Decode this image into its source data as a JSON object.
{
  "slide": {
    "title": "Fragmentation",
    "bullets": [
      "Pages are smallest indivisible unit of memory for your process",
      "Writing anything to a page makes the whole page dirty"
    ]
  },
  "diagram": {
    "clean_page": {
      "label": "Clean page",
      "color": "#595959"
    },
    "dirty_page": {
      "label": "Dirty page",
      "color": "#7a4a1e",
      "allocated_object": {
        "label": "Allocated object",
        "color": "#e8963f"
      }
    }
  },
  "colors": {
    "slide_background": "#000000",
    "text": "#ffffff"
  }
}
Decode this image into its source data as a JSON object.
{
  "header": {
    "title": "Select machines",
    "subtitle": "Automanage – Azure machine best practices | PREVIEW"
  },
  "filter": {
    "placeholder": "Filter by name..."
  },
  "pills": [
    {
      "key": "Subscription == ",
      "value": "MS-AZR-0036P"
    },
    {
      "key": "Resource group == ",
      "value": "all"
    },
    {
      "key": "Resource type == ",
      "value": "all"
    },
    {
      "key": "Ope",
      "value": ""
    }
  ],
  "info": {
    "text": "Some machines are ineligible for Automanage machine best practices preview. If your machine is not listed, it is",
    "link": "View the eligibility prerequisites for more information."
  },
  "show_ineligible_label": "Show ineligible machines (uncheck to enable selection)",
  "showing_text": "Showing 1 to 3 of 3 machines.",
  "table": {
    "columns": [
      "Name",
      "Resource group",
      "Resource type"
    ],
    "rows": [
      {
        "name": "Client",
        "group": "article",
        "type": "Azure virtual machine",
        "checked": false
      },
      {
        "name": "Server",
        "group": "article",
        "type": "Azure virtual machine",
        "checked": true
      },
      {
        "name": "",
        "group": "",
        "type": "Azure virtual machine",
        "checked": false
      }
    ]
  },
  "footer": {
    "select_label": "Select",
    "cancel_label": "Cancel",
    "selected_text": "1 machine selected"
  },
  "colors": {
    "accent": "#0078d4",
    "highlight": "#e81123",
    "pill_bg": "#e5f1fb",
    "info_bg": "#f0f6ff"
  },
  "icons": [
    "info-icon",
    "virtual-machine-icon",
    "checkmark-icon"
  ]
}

▬▬▬

• **WHAT YOU ARE ASKED TO DO**: Of all the lines above, how many contain "machines"? Give the number and nothing more.

• **RESULT**: 4